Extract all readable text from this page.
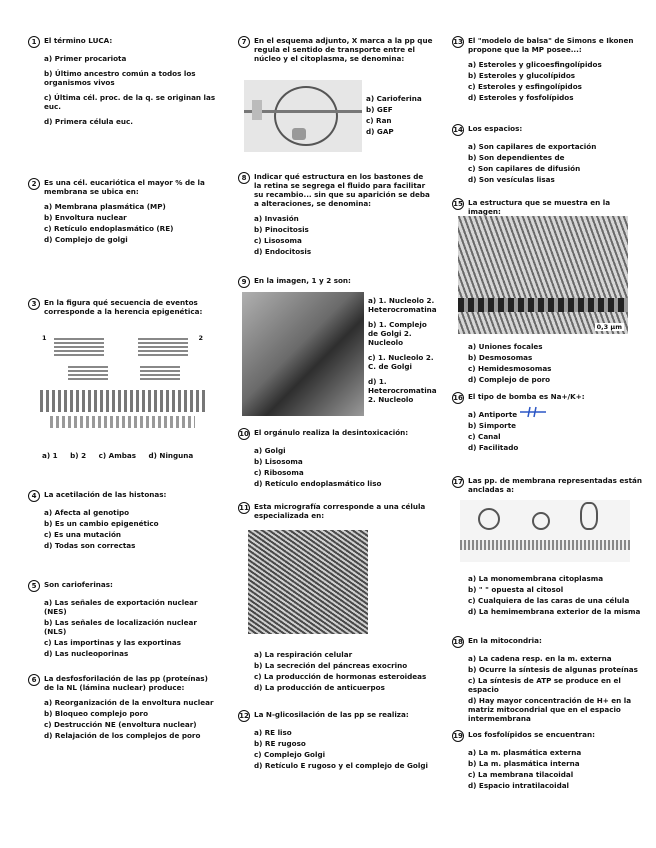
1	El término LUCA:
a) Primer procariota
b) Último ancestro común a todos los organismos vivos
c) Última cél. proc. de la q. se originan las euc.
d) Primera célula euc.
2	Es una cél. eucariótica el mayor % de la membrana se ubica en:
a) Membrana plasmática (MP)
b) Envoltura nuclear
c) Retículo endoplasmático (RE)
d) Complejo de golgi
3	En la figura qué secuencia de eventos corresponde a la herencia epigenética:
1	2
a) 1 b) 2 c) Ambas d) Ninguna
4	La acetilación de las histonas:
a) Afecta al genotipo
b) Es un cambio epigenético
c) Es una mutación
d) Todas son correctas
5	Son carioferinas:
a) Las señales de exportación nuclear (NES)
b) Las señales de localización nuclear (NLS)
c) Las importinas y las exportinas
d) Las nucleoporinas
6	La desfosforilación de las pp (proteínas) de la NL (lámina nuclear) produce:
a) Reorganización de la envoltura nuclear
b) Bloqueo complejo poro
c) Destrucción NE (envoltura nuclear)
d) Relajación de los complejos de poro
7	En el esquema adjunto, X marca a la pp que regula el sentido de transporte entre el núcleo y el citoplasma, se denomina:
a) Carioferina
b) GEF
c) Ran
d) GAP
8	Indicar qué estructura en los bastones de la retina se segrega el fluido para facilitar su recambio... sin que su aparición se deba a alteraciones, se denomina:
a) Invasión
b) Pinocitosis
c) Lisosoma
d) Endocitosis
9	En la imagen, 1 y 2 son:
a) 1. Nucleolo 2. Heterocromatina
b) 1. Complejo de Golgi 2. Nucleolo
c) 1. Nucleolo 2. C. de Golgi
d) 1. Heterocromatina 2. Nucleolo
10 El orgánulo realiza la desintoxicación:
a) Golgi
b) Lisosoma
c) Ribosoma
d) Retículo endoplasmático liso
11 Esta micrografía corresponde a una célula especializada en:
a) La respiración celular
b) La secreción del páncreas exocrino
c) La producción de hormonas esteroideas
d) La producción de anticuerpos
12 La N-glicosilación de las pp se realiza:
a) RE liso
b) RE rugoso
c) Complejo Golgi
d) Retículo E rugoso y el complejo de Golgi
13 El "modelo de balsa" de Simons e Ikonen propone que la MP posee...:
a) Esteroles y glicoesfingolípidos
b) Esteroles y glucolípidos
c) Esteroles y esfingolípidos
d) Esteroles y fosfolípidos
14 Los espacios:
a) Son capilares de exportación
b) Son dependientes de
c) Son capilares de difusión
d) Son vesículas lisas
15 La estructura que se muestra en la imagen:
0,3 µm
a) Uniones focales
b) Desmosomas
c) Hemidesmosomas
d) Complejo de poro
16 El tipo de bomba es Na+/K+:
a) Antiporte
b) Simporte
c) Canal
d) Facilitado
17 Las pp. de membrana representadas están ancladas a:
a) La monomembrana citoplasma
b) " " opuesta al citosol
c) Cualquiera de las caras de una célula
d) La hemimembrana exterior de la misma
18 En la mitocondria:
a) La cadena resp. en la m. externa
b) Ocurre la síntesis de algunas proteínas
c) La síntesis de ATP se produce en el espacio
d) Hay mayor concentración de H+ en la matriz mitocondrial que en el espacio intermembrana
19 Los fosfolípidos se encuentran:
a) La m. plasmática externa
b) La m. plasmática interna
c) La membrana tilacoidal
d) Espacio intratilacoidal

- **What is asked**:
Count all lines of the data that include "mayor". The answer is the number alone.

- **Correct output**:
2